• Exercise: Find the lines that contain the word "которым" and copy each one.

• Dataset records:
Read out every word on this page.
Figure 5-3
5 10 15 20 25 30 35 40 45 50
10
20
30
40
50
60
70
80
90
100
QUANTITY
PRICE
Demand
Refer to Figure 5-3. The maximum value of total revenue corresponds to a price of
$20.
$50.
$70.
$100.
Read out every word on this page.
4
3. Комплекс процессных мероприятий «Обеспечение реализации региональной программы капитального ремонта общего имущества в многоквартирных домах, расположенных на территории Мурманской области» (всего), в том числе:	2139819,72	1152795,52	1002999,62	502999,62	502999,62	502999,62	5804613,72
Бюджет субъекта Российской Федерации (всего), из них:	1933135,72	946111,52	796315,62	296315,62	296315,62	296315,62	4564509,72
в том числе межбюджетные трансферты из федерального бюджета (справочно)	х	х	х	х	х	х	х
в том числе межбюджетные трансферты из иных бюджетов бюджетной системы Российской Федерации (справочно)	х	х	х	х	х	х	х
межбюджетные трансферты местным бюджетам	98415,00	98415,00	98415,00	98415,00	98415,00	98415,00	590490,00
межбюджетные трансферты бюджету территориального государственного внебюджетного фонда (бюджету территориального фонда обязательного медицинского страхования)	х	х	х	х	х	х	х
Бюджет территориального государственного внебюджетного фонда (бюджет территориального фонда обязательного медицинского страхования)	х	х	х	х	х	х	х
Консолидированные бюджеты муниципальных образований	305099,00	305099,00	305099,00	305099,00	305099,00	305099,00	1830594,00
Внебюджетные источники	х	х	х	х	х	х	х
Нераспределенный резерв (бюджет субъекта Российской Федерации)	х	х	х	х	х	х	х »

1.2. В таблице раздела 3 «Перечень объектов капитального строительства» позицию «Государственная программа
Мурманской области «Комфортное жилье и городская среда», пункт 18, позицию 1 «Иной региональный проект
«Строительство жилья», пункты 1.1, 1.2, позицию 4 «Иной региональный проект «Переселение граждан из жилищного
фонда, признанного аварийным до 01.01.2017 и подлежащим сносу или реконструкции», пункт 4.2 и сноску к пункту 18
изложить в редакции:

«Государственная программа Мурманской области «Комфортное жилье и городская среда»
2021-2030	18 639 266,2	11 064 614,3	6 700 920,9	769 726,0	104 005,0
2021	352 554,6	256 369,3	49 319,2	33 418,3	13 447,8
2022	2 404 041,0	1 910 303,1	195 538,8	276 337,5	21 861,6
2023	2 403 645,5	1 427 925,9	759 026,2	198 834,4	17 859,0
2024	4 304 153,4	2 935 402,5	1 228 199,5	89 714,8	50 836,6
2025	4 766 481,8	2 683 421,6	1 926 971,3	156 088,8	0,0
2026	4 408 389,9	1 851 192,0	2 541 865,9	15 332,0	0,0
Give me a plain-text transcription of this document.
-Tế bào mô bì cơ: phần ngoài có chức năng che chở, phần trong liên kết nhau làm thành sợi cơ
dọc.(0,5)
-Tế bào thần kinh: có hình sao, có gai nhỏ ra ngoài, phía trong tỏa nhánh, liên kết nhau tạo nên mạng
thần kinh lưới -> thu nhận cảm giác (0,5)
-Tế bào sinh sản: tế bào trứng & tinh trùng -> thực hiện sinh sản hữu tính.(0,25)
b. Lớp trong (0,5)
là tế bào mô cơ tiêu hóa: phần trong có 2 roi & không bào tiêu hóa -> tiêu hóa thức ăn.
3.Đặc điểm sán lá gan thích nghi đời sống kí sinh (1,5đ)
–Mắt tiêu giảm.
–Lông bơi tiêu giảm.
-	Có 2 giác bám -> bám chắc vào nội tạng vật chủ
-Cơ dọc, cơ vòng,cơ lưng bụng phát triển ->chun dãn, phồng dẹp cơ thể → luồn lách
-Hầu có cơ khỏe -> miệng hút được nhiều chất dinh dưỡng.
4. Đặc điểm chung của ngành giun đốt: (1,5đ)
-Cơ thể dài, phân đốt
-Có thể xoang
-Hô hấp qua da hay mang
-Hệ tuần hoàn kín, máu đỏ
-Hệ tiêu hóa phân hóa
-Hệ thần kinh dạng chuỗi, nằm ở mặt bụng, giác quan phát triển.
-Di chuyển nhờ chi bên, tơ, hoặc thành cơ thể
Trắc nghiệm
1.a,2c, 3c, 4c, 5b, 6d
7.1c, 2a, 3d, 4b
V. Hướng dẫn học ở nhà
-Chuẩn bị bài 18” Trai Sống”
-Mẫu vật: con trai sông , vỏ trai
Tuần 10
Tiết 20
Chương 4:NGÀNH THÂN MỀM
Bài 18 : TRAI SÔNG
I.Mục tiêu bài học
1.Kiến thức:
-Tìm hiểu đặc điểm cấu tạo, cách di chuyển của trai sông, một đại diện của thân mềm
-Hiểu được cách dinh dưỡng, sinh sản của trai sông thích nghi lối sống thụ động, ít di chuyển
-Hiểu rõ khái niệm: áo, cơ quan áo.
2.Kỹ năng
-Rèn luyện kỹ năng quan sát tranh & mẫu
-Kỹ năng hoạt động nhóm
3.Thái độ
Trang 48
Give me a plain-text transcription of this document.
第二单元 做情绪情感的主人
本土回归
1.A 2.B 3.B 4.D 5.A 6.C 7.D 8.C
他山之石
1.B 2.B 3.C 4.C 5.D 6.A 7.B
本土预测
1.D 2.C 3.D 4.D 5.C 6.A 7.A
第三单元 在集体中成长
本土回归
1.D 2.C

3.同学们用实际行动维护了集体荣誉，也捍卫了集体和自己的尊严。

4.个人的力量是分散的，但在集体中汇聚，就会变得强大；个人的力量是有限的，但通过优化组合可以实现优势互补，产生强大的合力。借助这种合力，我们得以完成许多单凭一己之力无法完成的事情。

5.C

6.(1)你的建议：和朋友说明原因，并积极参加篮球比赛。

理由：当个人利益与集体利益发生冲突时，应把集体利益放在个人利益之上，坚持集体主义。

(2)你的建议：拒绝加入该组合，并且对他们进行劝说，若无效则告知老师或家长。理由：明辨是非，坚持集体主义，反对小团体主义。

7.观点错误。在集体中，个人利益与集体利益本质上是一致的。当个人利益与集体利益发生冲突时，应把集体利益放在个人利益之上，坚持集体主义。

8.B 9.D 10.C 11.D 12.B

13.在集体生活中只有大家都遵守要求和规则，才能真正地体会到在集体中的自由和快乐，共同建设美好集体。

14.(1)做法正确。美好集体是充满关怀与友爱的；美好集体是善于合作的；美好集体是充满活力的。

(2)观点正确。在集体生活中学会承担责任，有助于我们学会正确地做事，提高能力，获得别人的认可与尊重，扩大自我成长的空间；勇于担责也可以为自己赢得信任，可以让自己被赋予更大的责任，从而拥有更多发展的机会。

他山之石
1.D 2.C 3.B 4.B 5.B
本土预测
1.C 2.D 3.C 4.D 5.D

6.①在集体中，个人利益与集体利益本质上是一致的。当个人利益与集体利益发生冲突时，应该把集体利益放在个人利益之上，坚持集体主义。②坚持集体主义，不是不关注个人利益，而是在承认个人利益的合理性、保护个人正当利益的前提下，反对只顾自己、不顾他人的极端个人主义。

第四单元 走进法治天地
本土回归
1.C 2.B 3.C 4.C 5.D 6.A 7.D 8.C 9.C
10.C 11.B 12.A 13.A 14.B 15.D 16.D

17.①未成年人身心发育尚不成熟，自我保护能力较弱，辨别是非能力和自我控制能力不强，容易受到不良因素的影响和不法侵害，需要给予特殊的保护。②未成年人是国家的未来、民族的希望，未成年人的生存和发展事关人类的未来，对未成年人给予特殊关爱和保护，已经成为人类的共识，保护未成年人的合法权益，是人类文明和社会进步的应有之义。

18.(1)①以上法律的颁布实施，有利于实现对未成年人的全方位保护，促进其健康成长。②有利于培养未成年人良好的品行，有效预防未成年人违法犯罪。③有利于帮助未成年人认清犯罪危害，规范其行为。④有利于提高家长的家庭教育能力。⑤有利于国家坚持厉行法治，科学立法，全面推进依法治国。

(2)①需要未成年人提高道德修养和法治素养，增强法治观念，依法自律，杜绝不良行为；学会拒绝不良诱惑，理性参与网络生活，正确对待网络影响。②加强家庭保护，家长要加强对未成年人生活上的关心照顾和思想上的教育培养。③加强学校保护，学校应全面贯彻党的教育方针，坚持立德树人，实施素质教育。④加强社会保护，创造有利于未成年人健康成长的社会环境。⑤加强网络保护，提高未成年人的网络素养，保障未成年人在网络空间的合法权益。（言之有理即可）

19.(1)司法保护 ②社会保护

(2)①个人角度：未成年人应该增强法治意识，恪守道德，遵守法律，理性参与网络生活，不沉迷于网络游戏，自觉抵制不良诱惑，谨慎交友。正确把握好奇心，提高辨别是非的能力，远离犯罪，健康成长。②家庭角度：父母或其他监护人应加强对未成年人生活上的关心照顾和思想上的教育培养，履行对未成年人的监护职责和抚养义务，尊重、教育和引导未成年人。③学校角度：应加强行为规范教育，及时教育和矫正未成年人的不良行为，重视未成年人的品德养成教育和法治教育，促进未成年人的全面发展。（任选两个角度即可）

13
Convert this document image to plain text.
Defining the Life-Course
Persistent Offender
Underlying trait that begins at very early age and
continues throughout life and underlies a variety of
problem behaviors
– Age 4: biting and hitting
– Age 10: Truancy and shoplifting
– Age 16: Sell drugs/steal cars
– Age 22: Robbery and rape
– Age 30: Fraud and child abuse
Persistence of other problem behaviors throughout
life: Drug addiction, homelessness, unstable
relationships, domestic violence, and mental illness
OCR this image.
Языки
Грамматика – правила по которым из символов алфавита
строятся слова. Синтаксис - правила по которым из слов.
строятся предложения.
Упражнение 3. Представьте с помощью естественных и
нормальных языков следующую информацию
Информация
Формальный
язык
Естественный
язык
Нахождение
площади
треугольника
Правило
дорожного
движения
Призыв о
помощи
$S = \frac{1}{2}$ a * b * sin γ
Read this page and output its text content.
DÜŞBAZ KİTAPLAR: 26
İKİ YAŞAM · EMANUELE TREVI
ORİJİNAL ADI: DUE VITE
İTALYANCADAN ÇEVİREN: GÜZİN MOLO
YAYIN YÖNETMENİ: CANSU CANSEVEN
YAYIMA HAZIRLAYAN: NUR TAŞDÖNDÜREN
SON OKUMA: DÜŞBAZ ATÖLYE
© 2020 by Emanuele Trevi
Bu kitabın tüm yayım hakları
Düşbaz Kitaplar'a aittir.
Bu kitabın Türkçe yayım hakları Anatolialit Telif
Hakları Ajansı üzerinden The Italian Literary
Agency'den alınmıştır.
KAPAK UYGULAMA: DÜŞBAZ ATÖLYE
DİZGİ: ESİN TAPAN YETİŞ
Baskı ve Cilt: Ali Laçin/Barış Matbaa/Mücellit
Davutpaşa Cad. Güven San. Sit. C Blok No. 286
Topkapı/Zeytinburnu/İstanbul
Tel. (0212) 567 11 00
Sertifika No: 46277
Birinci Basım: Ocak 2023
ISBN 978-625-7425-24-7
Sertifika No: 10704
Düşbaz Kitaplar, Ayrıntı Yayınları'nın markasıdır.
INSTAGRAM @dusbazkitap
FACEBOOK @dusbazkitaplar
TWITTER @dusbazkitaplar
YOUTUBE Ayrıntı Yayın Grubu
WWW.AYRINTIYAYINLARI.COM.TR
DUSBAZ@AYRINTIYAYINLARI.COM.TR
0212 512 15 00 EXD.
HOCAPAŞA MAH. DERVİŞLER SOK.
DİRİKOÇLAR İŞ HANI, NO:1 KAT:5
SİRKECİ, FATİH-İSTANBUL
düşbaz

• Finished task:
Грамматика – правила по которым из символов алфавита
строятся слова. Синтаксис - правила по которым из слов.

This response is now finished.